Write out every line of the listing below without changing anything.
Begin AVAILABLE DATA
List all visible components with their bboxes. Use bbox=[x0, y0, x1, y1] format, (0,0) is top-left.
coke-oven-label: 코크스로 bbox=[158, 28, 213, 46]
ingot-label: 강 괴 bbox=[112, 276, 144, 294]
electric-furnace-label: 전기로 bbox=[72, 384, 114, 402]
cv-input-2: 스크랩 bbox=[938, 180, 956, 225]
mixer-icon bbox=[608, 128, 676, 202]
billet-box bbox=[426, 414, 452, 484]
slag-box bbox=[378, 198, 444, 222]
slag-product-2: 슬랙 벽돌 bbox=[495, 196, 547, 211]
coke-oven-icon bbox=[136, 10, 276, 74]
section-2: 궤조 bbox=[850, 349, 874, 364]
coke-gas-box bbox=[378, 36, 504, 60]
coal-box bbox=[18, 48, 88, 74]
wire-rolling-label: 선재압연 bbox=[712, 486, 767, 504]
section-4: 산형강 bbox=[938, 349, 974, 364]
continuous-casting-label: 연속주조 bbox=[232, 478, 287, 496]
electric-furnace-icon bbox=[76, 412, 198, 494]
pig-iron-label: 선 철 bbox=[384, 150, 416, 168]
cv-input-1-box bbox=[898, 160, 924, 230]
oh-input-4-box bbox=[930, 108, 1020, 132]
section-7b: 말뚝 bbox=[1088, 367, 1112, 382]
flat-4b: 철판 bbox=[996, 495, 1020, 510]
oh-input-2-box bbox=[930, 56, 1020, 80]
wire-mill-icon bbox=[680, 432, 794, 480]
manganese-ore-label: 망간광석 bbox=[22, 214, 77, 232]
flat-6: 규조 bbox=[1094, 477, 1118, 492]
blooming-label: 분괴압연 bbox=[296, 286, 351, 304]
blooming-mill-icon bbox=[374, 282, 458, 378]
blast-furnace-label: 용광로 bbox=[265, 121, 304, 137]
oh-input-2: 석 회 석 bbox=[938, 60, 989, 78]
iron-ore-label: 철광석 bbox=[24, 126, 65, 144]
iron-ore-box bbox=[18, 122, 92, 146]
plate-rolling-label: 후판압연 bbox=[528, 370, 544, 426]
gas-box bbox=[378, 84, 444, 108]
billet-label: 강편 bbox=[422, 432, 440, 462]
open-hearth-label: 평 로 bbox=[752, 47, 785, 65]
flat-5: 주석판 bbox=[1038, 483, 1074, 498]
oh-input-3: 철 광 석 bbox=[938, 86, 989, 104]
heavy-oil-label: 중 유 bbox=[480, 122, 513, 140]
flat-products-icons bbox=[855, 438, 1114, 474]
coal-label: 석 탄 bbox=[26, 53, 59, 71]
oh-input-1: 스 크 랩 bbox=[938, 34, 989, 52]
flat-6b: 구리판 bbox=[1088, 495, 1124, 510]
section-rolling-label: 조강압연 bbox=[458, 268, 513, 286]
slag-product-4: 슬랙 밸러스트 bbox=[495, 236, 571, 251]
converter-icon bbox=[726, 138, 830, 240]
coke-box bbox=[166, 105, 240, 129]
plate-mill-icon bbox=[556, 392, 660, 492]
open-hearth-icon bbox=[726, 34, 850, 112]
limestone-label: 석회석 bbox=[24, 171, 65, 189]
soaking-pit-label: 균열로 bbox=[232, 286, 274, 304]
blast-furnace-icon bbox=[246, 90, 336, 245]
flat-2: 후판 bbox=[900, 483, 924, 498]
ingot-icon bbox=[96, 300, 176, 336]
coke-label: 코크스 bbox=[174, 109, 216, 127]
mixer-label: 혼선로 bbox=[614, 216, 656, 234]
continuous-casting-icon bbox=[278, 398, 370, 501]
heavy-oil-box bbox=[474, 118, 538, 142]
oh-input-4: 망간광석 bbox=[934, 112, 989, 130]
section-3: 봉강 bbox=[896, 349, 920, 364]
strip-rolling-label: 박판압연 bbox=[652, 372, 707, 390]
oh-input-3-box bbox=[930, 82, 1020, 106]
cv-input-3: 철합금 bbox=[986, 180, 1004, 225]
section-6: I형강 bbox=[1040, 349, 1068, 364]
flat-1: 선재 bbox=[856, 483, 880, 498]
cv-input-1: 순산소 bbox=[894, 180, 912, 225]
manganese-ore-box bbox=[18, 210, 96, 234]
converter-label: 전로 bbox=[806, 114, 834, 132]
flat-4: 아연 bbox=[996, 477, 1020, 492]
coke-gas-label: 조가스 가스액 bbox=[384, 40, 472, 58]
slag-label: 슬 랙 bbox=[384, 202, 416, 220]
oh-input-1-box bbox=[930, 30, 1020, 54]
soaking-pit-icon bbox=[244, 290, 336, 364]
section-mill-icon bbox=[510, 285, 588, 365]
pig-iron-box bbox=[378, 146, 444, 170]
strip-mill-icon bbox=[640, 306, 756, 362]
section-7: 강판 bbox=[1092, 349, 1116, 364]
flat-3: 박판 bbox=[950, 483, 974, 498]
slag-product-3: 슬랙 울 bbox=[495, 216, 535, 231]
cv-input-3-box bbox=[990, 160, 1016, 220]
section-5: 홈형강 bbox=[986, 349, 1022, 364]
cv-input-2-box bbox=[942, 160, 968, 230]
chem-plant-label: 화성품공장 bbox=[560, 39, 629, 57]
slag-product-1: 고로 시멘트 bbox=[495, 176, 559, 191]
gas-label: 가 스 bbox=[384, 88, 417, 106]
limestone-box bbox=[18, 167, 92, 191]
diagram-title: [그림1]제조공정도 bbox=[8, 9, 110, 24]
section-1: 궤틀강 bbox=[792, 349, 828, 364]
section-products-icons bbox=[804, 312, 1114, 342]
End AVAILABLE DATA
| SOLVED PROBLEM |
List all visible components with their bboxes. Use bbox=[x0, y0, x1, y1] format, (0,0) is top-left.
coke-oven-label: 코크스로 bbox=[158, 28, 213, 46]
ingot-label: 강 괴 bbox=[112, 276, 144, 294]
electric-furnace-label: 전기로 bbox=[72, 384, 114, 402]
cv-input-2: 스크랩 bbox=[938, 180, 956, 225]
mixer-icon bbox=[608, 128, 676, 202]
billet-box bbox=[426, 414, 452, 484]
slag-box bbox=[378, 198, 444, 222]
slag-product-2: 슬랙 벽돌 bbox=[495, 196, 547, 211]
coke-oven-icon bbox=[136, 10, 276, 74]
section-2: 궤조 bbox=[850, 349, 874, 364]
coke-gas-box bbox=[378, 36, 504, 60]
coal-box bbox=[18, 48, 88, 74]
wire-rolling-label: 선재압연 bbox=[712, 486, 767, 504]
section-4: 산형강 bbox=[938, 349, 974, 364]
continuous-casting-label: 연속주조 bbox=[232, 478, 287, 496]
electric-furnace-icon bbox=[76, 412, 198, 494]
pig-iron-label: 선 철 bbox=[384, 150, 416, 168]
cv-input-1-box bbox=[898, 160, 924, 230]
oh-input-4-box bbox=[930, 108, 1020, 132]
section-7b: 말뚝 bbox=[1088, 367, 1112, 382]
flat-4b: 철판 bbox=[996, 495, 1020, 510]
oh-input-2-box bbox=[930, 56, 1020, 80]
wire-mill-icon bbox=[680, 432, 794, 480]
manganese-ore-label: 망간광석 bbox=[22, 214, 77, 232]
flat-6: 규조 bbox=[1094, 477, 1118, 492]
blooming-label: 분괴압연 bbox=[296, 286, 351, 304]
blooming-mill-icon bbox=[374, 282, 458, 378]
blast-furnace-label: 용광로 bbox=[265, 121, 304, 137]
oh-input-2: 석 회 석 bbox=[938, 60, 989, 78]
iron-ore-label: 철광석 bbox=[24, 126, 65, 144]
iron-ore-box bbox=[18, 122, 92, 146]
plate-rolling-label: 후판압연 bbox=[528, 370, 544, 426]
gas-box bbox=[378, 84, 444, 108]
billet-label: 강편 bbox=[422, 432, 440, 462]
open-hearth-label: 평 로 bbox=[752, 47, 785, 65]
flat-5: 주석판 bbox=[1038, 483, 1074, 498]
oh-input-3: 철 광 석 bbox=[938, 86, 989, 104]
heavy-oil-label: 중 유 bbox=[480, 122, 513, 140]
flat-products-icons bbox=[855, 438, 1114, 474]
coal-label: 석 탄 bbox=[26, 53, 59, 71]
oh-input-1: 스 크 랩 bbox=[938, 34, 989, 52]
flat-6b: 구리판 bbox=[1088, 495, 1124, 510]
section-rolling-label: 조강압연 bbox=[458, 268, 513, 286]
slag-product-4: 슬랙 밸러스트 bbox=[495, 236, 571, 251]
converter-icon bbox=[726, 138, 830, 240]
coke-box bbox=[166, 105, 240, 129]
plate-mill-icon bbox=[556, 392, 660, 492]
open-hearth-icon bbox=[726, 34, 850, 112]
limestone-label: 석회석 bbox=[24, 171, 65, 189]
soaking-pit-label: 균열로 bbox=[232, 286, 274, 304]
blast-furnace-icon bbox=[246, 90, 336, 245]
flat-2: 후판 bbox=[900, 483, 924, 498]
ingot-icon bbox=[96, 300, 176, 336]
coke-label: 코크스 bbox=[174, 109, 216, 127]
mixer-label: 혼선로 bbox=[614, 216, 656, 234]
continuous-casting-icon bbox=[278, 398, 370, 501]
heavy-oil-box bbox=[474, 118, 538, 142]
oh-input-4: 망간광석 bbox=[934, 112, 989, 130]
section-3: 봉강 bbox=[896, 349, 920, 364]
strip-rolling-label: 박판압연 bbox=[652, 372, 707, 390]
oh-input-3-box bbox=[930, 82, 1020, 106]
cv-input-3: 철합금 bbox=[986, 180, 1004, 225]
section-6: I형강 bbox=[1040, 349, 1068, 364]
flat-1: 선재 bbox=[856, 483, 880, 498]
cv-input-1: 순산소 bbox=[894, 180, 912, 225]
manganese-ore-box bbox=[18, 210, 96, 234]
converter-label: 전로 bbox=[806, 114, 834, 132]
flat-4: 아연 bbox=[996, 477, 1020, 492]
coke-gas-label: 조가스 가스액 bbox=[384, 40, 472, 58]
slag-label: 슬 랙 bbox=[384, 202, 416, 220]
oh-input-1-box bbox=[930, 30, 1020, 54]
soaking-pit-icon bbox=[244, 290, 336, 364]
section-mill-icon bbox=[510, 285, 588, 365]
pig-iron-box bbox=[378, 146, 444, 170]
strip-mill-icon bbox=[640, 306, 756, 362]
section-7: 강판 bbox=[1092, 349, 1116, 364]
flat-3: 박판 bbox=[950, 483, 974, 498]
slag-product-3: 슬랙 울 bbox=[495, 216, 535, 231]
cv-input-3-box bbox=[990, 160, 1016, 220]
section-5: 홈형강 bbox=[986, 349, 1022, 364]
cv-input-2-box bbox=[942, 160, 968, 230]
chem-plant-label: 화성품공장 bbox=[560, 39, 629, 57]
slag-product-1: 고로 시멘트 bbox=[495, 176, 559, 191]
gas-label: 가 스 bbox=[384, 88, 417, 106]
limestone-box bbox=[18, 167, 92, 191]
diagram-title: [그림1]제조공정도 bbox=[8, 9, 110, 24]
section-1: 궤틀강 bbox=[792, 349, 828, 364]
section-products-icons bbox=[804, 312, 1114, 342]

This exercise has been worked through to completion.